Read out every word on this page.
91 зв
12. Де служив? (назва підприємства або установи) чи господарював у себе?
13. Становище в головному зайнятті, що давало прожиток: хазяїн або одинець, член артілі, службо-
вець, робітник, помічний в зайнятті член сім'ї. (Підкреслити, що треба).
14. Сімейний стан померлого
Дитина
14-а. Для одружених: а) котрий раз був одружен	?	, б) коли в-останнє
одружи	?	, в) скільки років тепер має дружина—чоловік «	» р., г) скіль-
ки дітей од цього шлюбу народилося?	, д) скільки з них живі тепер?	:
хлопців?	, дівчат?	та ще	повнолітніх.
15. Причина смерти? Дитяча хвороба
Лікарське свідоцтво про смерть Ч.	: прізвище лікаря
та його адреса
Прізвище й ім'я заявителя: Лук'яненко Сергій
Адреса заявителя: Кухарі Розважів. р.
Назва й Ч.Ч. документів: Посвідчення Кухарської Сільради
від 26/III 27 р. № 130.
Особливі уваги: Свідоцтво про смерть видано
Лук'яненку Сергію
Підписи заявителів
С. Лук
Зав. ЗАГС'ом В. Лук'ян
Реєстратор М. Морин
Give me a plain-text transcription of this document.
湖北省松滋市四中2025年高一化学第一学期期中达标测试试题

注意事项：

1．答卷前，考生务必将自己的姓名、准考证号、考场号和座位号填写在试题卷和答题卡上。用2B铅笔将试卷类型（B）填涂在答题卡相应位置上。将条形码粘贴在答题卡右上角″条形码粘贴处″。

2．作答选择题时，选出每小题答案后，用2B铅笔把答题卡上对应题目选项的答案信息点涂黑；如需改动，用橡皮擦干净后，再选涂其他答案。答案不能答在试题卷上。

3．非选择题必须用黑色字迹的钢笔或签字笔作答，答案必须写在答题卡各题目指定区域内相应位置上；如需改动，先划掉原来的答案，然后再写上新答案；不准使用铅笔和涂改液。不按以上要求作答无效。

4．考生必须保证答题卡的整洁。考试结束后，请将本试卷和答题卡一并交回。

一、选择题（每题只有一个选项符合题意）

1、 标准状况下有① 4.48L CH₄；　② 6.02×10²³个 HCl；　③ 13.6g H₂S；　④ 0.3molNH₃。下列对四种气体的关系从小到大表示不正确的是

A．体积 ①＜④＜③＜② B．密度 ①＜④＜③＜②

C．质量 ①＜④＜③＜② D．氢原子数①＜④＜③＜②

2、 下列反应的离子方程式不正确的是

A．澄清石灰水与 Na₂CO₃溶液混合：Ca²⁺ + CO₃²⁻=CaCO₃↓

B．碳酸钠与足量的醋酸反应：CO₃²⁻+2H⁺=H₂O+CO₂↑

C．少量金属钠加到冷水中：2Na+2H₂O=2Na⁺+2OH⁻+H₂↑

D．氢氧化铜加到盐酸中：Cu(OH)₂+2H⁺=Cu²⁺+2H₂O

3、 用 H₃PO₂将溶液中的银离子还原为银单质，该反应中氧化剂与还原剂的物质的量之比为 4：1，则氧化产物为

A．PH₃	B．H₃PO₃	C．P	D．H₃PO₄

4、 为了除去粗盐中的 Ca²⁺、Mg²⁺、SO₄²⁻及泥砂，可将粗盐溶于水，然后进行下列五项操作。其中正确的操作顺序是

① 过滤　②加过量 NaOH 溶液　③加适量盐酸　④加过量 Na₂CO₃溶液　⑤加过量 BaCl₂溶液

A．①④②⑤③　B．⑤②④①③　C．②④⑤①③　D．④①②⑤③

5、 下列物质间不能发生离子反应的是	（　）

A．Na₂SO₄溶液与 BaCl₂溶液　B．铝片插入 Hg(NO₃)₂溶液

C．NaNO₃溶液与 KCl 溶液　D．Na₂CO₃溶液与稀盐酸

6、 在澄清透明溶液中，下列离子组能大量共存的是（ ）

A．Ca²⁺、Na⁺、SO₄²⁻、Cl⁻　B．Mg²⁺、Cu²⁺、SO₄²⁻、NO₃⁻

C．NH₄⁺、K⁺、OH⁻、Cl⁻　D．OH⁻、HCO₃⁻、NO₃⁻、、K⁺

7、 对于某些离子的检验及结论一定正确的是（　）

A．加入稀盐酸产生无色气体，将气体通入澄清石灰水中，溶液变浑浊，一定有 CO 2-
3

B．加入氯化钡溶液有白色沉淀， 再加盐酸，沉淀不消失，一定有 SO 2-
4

TASK DIRECTIONS:
Tally the lines of the listing in which the word "смерть" occurs, and state the total alone.

OUTPUT FOR THIS EXERCISE:
2